Records that describe figures:
------------------------------------------------------------

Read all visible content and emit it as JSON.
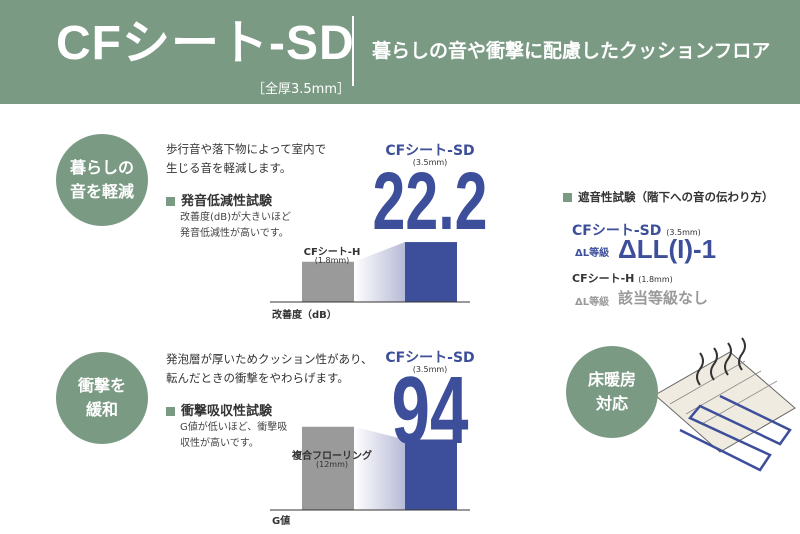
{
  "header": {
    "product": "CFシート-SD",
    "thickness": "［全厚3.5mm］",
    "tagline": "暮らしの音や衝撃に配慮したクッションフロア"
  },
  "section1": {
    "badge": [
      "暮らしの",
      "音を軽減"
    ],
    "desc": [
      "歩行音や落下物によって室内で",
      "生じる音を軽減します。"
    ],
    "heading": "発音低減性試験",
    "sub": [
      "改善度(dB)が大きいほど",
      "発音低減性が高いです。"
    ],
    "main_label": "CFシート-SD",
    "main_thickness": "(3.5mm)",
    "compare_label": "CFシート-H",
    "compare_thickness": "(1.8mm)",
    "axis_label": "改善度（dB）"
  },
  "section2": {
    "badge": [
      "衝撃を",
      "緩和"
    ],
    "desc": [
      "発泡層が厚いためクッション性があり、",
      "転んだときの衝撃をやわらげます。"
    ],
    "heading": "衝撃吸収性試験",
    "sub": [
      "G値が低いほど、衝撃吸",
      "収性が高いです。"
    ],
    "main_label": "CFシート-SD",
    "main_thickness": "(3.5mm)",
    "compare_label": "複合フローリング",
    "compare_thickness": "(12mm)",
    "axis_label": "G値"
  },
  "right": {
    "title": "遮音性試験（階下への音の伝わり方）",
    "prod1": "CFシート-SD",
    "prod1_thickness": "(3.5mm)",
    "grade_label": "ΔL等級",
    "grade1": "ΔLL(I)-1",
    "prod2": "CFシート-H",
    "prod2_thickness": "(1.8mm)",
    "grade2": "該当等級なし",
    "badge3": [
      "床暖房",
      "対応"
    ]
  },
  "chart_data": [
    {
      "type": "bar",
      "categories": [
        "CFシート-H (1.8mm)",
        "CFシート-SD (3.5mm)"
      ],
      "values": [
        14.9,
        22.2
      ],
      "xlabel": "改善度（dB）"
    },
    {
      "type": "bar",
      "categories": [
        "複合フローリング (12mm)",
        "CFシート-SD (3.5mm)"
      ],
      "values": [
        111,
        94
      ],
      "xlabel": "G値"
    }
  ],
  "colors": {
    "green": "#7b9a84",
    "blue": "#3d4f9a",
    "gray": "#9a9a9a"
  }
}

------------------------------------------------------------

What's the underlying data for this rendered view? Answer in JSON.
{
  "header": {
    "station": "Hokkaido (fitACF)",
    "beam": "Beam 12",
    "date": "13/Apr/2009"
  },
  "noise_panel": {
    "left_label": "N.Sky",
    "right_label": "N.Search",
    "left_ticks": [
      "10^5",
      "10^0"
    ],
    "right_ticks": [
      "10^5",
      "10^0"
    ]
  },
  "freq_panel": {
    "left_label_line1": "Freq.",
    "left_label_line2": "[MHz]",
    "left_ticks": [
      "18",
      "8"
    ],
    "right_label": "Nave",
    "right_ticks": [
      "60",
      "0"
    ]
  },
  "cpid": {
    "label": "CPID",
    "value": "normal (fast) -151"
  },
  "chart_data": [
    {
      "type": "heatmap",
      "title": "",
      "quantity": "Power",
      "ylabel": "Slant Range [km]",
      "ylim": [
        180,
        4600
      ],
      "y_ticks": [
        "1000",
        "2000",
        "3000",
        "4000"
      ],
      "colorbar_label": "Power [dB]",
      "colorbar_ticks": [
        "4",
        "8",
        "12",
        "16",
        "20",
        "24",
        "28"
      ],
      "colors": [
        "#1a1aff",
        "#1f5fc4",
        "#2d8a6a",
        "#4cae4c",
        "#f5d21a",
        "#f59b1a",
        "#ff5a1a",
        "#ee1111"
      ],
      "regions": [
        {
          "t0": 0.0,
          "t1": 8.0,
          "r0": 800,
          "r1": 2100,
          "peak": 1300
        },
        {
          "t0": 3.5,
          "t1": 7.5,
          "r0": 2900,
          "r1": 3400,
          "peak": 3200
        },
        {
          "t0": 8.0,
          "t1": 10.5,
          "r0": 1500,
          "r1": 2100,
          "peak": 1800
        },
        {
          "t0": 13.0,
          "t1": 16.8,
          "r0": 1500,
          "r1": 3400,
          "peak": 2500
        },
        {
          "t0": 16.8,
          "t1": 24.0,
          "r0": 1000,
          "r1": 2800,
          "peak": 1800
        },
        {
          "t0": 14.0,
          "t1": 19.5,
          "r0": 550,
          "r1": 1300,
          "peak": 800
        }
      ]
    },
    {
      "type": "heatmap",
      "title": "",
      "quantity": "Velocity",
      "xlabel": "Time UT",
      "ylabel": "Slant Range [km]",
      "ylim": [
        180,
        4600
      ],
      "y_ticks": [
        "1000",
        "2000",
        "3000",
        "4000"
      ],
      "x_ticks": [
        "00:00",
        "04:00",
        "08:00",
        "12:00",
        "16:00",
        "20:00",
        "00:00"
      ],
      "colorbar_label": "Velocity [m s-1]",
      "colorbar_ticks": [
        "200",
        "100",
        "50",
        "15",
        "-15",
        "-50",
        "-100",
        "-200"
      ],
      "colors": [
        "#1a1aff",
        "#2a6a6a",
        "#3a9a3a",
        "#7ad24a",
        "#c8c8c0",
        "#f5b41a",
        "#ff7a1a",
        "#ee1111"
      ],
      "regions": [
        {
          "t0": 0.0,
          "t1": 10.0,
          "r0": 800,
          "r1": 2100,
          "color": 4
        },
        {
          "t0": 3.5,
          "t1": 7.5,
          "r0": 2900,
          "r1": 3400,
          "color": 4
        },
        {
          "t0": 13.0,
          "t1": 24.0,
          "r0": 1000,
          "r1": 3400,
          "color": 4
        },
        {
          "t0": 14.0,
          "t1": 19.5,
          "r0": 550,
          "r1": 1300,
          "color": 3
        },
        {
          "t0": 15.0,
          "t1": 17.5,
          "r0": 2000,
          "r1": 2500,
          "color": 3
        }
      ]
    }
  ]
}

------------------------------------------------------------

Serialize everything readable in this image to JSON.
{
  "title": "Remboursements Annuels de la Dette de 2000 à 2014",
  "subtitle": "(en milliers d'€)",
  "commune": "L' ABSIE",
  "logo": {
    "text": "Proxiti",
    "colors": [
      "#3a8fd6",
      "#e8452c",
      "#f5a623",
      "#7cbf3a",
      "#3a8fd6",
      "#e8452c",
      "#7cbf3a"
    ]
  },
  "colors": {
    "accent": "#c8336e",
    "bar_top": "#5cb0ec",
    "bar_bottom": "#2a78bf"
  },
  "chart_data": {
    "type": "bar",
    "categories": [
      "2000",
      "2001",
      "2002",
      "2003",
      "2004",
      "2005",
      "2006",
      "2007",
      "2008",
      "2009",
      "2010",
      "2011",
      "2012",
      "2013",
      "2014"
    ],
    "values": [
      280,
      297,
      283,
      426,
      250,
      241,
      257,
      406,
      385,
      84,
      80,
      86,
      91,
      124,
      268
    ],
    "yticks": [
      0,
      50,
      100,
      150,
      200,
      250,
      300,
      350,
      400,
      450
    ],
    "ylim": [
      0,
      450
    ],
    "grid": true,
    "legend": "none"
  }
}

------------------------------------------------------------

§ **Your objective**: Gather each line of the listing containing the word "JSON" and show it.

§ **Exercise response**:
Read all visible content and emit it as JSON.
What's the underlying data for this rendered view? Answer in JSON.
Serialize everything readable in this image to JSON.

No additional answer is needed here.